▸ **TASK REQUIREMENTS**: Tally the lines in the following entries that include the word "Labels"; state only the total.

[Opening DATA EXTRACTS section]

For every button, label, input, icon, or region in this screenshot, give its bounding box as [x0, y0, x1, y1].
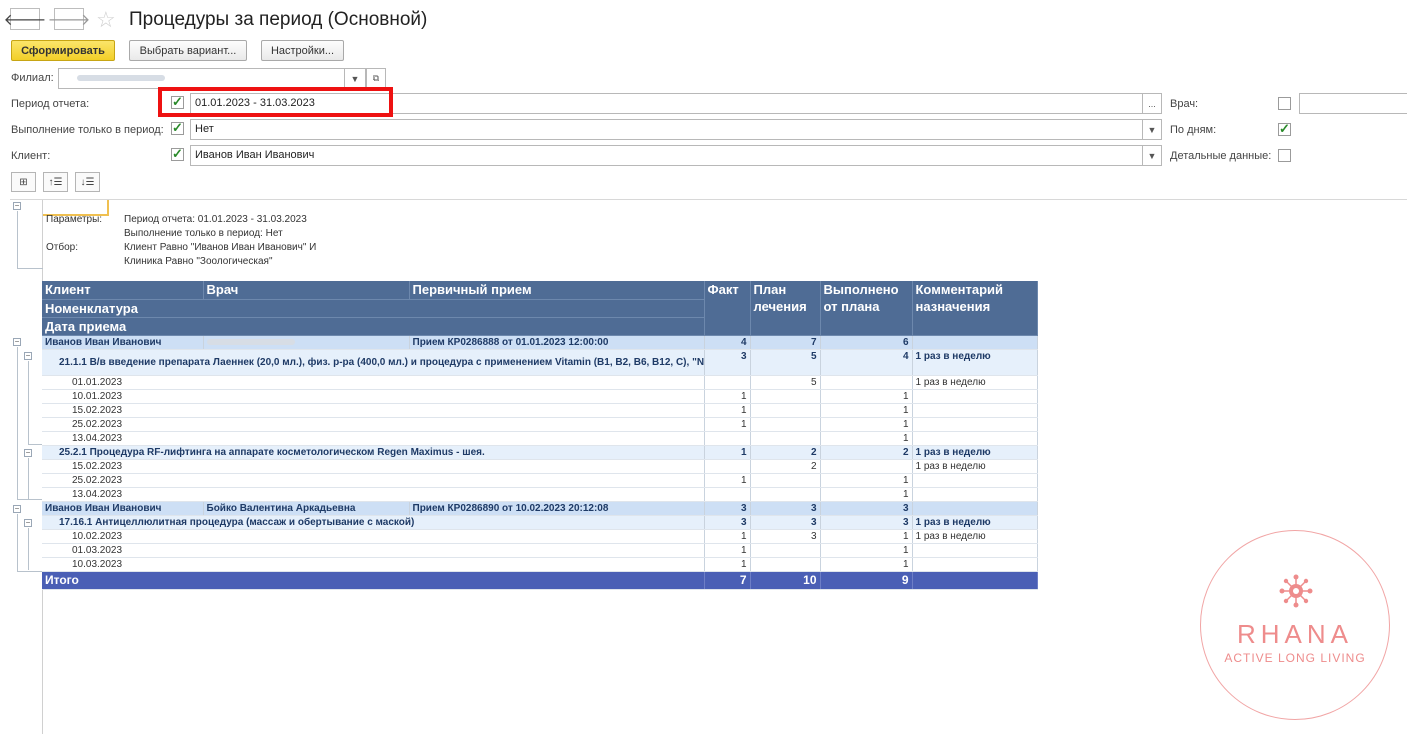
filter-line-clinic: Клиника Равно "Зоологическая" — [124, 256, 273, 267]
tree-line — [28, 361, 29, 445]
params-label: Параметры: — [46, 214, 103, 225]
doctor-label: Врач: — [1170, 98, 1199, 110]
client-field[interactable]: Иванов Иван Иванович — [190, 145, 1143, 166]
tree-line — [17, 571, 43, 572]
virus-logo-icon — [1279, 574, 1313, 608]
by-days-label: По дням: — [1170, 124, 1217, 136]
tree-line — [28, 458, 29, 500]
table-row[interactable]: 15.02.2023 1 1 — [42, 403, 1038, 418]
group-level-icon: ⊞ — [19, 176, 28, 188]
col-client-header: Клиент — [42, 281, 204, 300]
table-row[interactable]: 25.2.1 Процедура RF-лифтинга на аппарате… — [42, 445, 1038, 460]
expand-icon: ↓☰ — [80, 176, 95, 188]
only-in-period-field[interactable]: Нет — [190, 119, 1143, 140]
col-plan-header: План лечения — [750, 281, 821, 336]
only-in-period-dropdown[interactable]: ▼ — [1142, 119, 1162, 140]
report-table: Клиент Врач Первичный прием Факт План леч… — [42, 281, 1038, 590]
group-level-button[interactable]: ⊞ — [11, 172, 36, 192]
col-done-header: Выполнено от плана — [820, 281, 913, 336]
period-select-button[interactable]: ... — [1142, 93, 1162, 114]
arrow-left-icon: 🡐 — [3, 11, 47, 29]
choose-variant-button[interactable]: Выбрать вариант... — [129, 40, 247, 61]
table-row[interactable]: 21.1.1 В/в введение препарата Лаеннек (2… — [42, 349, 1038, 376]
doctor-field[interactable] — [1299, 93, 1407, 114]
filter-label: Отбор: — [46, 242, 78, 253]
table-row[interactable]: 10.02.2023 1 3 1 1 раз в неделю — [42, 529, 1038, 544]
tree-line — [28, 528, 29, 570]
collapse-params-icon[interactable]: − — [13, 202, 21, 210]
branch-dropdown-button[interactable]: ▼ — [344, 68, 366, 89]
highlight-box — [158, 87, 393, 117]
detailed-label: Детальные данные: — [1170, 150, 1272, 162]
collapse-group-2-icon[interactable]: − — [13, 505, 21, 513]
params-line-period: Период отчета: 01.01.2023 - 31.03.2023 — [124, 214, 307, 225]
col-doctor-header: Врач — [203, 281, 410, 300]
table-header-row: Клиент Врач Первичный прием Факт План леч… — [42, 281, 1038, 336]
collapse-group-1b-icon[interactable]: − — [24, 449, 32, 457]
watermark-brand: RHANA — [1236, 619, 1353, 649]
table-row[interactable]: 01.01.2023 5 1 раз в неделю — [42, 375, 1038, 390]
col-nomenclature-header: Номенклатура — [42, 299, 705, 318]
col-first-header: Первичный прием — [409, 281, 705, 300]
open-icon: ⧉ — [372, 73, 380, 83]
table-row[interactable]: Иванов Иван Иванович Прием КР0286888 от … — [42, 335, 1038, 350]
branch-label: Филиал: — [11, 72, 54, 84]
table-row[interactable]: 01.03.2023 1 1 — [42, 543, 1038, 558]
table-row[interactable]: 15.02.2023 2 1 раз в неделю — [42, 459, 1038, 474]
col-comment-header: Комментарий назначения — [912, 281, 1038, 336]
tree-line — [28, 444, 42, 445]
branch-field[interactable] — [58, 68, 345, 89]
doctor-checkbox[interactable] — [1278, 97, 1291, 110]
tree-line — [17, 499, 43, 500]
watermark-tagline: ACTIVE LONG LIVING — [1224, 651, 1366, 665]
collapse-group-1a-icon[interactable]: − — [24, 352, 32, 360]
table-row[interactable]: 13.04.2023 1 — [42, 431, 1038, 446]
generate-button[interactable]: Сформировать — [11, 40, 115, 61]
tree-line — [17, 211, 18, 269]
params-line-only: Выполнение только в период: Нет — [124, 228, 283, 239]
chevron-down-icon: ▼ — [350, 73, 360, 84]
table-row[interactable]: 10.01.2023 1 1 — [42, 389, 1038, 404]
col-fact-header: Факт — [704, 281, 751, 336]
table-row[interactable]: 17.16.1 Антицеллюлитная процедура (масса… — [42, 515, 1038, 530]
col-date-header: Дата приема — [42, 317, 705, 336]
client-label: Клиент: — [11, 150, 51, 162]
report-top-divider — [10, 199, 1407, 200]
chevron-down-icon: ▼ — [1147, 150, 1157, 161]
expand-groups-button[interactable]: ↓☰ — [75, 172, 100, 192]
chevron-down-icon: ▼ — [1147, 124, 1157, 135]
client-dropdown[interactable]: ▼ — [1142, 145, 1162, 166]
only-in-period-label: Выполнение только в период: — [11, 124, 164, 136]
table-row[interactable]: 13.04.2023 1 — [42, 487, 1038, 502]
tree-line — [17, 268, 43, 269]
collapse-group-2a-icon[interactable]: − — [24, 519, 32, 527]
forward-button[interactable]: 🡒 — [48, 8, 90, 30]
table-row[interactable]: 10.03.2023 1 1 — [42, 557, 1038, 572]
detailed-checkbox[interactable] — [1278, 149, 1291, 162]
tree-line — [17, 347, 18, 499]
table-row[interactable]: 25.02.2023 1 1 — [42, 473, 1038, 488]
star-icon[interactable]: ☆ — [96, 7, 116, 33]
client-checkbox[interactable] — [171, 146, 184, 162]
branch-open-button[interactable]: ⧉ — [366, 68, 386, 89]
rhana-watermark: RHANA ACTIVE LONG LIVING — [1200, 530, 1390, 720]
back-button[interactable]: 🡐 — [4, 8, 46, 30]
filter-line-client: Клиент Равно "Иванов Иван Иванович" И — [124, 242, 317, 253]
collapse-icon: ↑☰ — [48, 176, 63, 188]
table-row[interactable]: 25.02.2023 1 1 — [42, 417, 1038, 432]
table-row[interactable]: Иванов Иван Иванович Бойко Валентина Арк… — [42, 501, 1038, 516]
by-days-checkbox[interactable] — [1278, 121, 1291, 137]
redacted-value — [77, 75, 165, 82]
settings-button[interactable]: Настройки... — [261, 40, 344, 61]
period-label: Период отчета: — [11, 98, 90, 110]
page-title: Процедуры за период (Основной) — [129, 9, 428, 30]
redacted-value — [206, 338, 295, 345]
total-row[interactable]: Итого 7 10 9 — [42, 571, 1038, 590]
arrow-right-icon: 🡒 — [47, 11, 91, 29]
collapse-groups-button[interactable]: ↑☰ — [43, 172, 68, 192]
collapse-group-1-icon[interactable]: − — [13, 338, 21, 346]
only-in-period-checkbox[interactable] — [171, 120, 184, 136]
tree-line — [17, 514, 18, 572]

[Closing DATA EXTRACTS section]
[Opening DATA EXTRACTS section]

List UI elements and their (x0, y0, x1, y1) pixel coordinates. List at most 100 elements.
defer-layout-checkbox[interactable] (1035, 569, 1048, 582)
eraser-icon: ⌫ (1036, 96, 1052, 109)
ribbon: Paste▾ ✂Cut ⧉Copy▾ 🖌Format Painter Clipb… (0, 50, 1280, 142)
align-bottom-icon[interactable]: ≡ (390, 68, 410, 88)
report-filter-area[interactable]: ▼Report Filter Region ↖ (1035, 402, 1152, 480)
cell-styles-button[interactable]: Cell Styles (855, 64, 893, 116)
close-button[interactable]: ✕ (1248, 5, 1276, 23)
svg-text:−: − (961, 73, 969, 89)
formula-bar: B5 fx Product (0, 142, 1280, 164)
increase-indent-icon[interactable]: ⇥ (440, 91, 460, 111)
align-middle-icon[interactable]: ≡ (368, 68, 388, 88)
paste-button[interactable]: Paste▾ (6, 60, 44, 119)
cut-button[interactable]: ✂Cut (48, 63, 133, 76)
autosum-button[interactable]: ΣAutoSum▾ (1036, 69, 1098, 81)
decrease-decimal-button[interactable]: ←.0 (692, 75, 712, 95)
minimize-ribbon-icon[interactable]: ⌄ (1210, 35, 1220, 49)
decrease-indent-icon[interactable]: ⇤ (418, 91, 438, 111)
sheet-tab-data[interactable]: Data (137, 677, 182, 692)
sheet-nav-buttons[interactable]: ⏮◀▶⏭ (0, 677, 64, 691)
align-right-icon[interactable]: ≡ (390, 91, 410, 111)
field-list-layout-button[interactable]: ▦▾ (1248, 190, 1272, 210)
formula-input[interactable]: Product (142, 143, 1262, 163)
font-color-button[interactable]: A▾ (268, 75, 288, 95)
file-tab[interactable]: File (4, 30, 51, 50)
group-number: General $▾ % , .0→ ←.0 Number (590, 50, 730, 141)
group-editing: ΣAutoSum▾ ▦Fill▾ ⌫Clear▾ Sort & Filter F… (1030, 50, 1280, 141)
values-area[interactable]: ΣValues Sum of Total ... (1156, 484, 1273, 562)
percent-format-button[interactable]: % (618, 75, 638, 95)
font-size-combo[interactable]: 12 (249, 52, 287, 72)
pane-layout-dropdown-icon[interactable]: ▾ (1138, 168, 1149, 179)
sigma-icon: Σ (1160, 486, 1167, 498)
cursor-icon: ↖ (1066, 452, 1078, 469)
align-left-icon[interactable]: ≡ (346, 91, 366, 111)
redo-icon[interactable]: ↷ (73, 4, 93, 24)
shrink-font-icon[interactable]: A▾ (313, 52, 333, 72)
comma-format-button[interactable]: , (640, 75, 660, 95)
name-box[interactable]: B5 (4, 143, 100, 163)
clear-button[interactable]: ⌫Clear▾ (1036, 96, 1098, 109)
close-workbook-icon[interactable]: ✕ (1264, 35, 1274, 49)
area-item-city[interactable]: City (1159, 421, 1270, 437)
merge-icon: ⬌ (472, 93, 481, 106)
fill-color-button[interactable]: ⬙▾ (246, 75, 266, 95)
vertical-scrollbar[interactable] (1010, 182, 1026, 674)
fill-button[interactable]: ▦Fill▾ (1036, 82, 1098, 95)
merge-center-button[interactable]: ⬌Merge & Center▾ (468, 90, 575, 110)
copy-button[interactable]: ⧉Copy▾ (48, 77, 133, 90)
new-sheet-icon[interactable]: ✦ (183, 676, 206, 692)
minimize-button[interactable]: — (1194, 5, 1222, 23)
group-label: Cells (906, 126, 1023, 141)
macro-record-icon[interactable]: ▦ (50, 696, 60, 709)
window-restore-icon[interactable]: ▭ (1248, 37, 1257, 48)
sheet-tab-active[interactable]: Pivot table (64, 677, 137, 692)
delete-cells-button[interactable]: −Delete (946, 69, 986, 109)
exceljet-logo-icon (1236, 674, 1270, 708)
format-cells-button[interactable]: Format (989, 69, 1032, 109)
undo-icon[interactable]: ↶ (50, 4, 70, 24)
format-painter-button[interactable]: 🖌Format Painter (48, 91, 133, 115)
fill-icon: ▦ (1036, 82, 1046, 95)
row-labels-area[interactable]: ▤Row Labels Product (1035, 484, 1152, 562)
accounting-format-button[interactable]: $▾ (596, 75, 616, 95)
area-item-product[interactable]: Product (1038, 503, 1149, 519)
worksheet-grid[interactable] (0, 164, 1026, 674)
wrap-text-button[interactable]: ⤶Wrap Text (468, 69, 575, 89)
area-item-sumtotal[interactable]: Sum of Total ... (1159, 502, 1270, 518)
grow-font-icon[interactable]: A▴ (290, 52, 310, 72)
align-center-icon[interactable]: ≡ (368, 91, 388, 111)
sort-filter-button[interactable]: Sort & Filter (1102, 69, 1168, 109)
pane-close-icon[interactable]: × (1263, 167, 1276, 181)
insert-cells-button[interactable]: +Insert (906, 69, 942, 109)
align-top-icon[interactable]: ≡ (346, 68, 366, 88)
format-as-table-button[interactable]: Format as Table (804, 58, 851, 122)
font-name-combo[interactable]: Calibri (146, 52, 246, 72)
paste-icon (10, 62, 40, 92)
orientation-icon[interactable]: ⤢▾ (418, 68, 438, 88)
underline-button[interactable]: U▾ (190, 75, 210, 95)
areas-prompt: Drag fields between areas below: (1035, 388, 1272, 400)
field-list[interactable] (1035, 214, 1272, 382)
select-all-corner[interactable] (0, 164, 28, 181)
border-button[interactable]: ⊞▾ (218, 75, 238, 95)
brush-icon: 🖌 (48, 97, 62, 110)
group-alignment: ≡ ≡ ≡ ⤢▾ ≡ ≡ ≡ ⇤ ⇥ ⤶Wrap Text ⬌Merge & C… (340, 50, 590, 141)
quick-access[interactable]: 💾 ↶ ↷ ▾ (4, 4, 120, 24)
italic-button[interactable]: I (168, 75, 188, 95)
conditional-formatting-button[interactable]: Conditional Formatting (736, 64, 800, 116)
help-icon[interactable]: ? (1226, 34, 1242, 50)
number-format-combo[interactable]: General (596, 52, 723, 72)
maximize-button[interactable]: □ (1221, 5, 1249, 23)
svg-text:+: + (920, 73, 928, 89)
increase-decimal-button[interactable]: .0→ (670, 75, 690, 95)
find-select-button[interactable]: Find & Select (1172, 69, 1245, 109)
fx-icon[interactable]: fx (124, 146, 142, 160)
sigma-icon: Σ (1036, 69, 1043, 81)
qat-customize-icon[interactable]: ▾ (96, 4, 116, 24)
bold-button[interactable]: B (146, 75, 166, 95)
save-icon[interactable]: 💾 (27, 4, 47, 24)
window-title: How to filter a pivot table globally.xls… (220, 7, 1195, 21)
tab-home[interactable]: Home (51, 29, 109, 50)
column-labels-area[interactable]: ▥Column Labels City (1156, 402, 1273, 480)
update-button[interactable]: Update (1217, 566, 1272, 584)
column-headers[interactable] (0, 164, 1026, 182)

[Closing DATA EXTRACTS section]

▸ **COMPLETED EXERCISE**: 2